**QUOTED PASSAGE:**
The Question
Research consistently links personality to leadership, but most of that research has worked at the level of broad traits: Extraversion, Conscientiousness, Openness, and so on. Baker and colleagues (2026) argue this approach has been leaving substantial signal on the table. By examining personality at the facet level, the more specific components that sit beneath each broad trait, and by attending to the context in which leaders operate, this meta-analysis provides the most comprehensive and nuanced picture of personality and leadership to date.
The Study
The meta-analysis drew on 203 datasets and 4,815 correlations, examining 21 personality facets across the Big Five framework in relation to two distinct leadership outcomes: leader effectiveness, how well leaders actually perform, and leader emergence, whether individuals come to be perceived and selected as leaders in the first place (Baker et al., 2026). The distinction between these two outcomes turns out to matter considerably.
Previous meta-analyses in this area have typically examined only a subset of facets, aggregated student and working adult samples together, and included self-reported leadership outcomes that inflate apparent validity through common method variance. Baker and colleagues excluded self-reported effectiveness measures and examined student samples separately as a moderator, both of which produce more conservative and credible estimates.

**GIVEN RECORDS:**
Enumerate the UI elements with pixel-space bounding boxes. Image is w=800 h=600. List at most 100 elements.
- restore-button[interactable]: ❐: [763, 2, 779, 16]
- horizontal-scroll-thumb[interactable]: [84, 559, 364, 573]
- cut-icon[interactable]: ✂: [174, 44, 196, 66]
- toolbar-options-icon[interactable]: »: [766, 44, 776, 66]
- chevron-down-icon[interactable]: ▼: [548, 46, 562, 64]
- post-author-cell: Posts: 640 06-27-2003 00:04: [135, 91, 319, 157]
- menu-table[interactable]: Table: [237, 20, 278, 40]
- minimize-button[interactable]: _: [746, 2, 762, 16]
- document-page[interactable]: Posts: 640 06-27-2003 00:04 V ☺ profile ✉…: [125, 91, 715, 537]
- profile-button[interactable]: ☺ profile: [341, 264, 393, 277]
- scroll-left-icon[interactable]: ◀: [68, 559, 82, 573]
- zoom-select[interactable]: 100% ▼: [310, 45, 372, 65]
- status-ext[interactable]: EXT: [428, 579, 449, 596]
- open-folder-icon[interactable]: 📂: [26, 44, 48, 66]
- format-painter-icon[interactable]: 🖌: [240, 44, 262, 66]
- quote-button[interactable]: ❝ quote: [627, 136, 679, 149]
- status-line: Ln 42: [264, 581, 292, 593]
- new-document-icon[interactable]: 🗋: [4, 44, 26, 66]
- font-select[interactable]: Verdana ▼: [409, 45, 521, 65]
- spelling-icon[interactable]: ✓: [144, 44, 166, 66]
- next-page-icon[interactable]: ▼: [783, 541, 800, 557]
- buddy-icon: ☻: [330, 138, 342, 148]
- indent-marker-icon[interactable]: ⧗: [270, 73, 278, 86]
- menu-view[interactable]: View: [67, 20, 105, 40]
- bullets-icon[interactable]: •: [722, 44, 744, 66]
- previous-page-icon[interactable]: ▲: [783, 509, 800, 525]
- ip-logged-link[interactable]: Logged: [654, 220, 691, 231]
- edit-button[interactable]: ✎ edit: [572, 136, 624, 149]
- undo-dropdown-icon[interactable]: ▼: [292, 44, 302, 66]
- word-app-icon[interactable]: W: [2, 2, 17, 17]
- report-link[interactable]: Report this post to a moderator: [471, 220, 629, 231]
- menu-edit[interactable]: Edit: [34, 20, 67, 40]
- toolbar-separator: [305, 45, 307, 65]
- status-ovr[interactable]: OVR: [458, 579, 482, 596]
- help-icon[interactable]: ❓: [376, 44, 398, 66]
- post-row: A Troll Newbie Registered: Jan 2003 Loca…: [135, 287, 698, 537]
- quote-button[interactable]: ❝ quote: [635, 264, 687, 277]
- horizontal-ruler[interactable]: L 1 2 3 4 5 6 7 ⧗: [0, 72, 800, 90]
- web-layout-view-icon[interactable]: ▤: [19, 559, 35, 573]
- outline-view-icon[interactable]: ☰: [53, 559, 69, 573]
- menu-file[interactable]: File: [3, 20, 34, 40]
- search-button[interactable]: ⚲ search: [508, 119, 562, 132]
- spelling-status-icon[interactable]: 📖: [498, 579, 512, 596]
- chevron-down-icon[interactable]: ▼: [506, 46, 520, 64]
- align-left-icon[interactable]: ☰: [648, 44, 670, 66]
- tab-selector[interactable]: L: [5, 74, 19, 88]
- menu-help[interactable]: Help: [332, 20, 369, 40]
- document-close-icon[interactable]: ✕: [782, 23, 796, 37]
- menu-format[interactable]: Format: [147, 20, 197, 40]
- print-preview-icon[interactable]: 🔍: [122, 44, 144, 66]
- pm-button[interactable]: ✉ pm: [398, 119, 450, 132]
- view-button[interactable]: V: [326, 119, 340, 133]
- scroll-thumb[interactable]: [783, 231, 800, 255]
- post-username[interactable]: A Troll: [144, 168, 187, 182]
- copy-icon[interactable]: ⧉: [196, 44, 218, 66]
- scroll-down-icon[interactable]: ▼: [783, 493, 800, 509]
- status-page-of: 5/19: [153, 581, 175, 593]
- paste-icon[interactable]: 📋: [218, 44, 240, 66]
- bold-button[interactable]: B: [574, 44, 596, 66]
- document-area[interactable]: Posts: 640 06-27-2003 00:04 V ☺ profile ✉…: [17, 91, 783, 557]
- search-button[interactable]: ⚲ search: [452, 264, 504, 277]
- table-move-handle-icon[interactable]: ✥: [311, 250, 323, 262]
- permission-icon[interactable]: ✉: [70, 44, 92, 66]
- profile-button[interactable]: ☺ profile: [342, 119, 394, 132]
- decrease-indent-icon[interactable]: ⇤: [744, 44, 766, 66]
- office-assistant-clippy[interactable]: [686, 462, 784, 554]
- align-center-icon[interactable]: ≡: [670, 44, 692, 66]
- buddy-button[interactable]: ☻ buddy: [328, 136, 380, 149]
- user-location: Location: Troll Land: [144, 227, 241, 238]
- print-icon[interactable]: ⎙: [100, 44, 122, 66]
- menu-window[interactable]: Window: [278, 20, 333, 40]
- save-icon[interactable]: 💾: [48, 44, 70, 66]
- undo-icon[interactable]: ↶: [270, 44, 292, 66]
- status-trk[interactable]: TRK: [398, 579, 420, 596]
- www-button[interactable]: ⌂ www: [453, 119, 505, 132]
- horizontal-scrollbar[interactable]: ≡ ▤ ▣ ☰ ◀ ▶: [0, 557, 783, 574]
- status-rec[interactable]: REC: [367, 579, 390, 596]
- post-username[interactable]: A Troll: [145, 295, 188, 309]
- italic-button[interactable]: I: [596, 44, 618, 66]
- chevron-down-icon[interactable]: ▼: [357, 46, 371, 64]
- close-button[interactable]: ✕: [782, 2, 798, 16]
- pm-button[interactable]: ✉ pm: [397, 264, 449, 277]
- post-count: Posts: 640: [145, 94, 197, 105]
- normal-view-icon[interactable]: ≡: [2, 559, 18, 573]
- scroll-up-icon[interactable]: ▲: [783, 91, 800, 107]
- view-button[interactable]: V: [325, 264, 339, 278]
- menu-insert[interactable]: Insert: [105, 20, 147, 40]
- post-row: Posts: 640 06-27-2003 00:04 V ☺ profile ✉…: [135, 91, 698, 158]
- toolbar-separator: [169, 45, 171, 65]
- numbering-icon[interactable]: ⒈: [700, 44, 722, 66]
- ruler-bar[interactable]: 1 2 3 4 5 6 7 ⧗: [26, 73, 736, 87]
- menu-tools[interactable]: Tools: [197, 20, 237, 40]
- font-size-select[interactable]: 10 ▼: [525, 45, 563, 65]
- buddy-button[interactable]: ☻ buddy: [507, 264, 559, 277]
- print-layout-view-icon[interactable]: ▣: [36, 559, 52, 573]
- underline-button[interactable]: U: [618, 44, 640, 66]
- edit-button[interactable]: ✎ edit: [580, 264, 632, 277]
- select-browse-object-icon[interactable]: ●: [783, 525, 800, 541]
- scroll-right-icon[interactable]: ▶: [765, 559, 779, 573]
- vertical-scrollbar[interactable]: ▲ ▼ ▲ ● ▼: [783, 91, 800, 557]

**WHAT YOU SHOULD DO:** Give back the full text on personality facets and leadership, word for word. The data has no part in this work.

**RESULT BELOW:**
The Question
Research consistently links personality to leadership, but most of that research has worked at the level of broad traits: Extraversion, Conscientiousness, Openness, and so on. Baker and colleagues (2026) argue this approach has been leaving substantial signal on the table. By examining personality at the facet level, the more specific components that sit beneath each broad trait, and by attending to the context in which leaders operate, this meta-analysis provides the most comprehensive and nuanced picture of personality and leadership to date.
The Study
The meta-analysis drew on 203 datasets and 4,815 correlations, examining 21 personality facets across the Big Five framework in relation to two distinct leadership outcomes: leader effectiveness, how well leaders actually perform, and leader emergence, whether individuals come to be perceived and selected as leaders in the first place (Baker et al., 2026). The distinction between these two outcomes turns out to matter considerably.
Previous meta-analyses in this area have typically examined only a subset of facets, aggregated student and working adult samples together, and included self-reported leadership outcomes that inflate apparent validity through common method variance. Baker and colleagues excluded self-reported effectiveness measures and examined student samples separately as a moderator, both of which produce more conservative and credible estimates.